Task to complete
Copy out each line containing "QUARTER" from the entries below.

Data extracted from a collection
********************
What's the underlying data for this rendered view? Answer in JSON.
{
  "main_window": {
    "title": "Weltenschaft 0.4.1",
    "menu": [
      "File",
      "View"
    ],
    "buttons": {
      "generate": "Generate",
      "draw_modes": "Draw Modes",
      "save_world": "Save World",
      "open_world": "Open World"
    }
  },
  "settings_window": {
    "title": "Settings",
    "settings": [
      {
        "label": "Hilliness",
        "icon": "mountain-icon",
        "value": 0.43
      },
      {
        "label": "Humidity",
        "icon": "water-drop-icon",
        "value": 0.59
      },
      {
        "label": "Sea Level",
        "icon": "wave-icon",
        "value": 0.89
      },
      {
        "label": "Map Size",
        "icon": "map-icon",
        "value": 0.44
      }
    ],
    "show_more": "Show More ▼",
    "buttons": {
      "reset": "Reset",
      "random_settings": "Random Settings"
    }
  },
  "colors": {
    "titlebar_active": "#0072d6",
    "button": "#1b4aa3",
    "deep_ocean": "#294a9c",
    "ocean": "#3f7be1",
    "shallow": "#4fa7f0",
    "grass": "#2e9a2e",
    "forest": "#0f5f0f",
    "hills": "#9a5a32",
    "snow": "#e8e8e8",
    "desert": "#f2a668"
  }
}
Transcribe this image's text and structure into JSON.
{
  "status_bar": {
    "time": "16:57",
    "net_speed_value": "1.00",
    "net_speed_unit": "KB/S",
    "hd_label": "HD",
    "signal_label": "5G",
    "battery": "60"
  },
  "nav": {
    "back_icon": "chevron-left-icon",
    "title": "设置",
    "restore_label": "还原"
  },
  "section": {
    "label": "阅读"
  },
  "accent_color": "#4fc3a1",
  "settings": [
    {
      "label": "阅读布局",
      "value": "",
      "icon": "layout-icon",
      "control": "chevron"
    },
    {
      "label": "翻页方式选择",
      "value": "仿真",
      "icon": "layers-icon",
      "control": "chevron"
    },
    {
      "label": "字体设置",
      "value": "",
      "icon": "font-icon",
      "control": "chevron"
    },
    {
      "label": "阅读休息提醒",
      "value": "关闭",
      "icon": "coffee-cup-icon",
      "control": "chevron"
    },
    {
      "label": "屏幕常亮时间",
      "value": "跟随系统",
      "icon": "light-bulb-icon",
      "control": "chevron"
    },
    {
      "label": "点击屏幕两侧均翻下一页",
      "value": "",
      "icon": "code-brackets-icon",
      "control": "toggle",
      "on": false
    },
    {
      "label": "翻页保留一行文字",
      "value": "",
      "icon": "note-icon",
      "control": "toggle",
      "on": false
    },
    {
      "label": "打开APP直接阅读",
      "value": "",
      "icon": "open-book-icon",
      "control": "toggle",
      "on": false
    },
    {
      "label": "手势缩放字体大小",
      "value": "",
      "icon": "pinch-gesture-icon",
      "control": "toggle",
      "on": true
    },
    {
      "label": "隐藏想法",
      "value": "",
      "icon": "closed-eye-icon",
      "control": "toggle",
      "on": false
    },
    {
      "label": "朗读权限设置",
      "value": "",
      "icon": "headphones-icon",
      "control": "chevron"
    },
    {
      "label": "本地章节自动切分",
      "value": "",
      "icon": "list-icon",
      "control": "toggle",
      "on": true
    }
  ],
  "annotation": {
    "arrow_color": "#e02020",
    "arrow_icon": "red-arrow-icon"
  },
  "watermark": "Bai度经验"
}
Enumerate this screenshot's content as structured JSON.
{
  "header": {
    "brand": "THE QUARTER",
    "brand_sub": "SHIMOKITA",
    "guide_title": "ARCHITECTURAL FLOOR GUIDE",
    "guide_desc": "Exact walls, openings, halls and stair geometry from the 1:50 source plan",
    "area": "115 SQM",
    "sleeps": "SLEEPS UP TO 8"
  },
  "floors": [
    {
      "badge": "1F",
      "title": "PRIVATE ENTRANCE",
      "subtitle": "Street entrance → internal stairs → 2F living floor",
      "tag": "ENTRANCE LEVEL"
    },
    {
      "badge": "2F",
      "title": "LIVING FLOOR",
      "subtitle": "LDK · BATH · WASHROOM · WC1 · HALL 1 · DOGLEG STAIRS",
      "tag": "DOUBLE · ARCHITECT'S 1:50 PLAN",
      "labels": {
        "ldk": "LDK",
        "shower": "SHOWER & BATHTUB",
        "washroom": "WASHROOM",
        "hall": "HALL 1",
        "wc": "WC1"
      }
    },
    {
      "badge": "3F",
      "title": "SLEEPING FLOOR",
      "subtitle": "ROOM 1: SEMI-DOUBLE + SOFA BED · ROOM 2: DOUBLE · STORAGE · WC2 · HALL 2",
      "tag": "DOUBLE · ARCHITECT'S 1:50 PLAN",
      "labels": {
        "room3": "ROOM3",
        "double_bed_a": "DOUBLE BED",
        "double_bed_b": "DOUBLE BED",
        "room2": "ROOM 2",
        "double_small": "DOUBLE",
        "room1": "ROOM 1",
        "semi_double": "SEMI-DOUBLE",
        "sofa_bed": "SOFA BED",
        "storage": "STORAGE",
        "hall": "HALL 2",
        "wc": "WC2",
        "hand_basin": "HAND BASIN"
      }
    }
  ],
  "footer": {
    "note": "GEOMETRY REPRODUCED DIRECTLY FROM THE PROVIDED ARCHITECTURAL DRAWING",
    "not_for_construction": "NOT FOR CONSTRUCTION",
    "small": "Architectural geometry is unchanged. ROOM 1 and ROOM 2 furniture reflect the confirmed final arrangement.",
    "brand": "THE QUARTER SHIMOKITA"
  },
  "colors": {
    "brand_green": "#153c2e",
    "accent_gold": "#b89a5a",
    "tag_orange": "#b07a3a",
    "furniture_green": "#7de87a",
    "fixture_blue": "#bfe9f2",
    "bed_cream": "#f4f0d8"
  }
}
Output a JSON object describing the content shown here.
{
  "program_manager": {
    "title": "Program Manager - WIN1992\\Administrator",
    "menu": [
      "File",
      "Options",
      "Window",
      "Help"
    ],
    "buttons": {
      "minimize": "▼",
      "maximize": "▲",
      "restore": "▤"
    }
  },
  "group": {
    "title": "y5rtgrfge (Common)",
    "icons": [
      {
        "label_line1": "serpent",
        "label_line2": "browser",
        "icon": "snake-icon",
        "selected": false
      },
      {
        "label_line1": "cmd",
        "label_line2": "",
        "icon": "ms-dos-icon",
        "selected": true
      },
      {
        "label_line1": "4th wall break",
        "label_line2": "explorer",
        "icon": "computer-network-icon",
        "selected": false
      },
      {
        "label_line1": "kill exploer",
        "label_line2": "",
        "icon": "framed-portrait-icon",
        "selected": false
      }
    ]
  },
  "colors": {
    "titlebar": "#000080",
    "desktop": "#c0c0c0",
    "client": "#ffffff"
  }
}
********************
Exercise response
    "brand": "THE QUARTER",
    "brand": "THE QUARTER SHIMOKITA"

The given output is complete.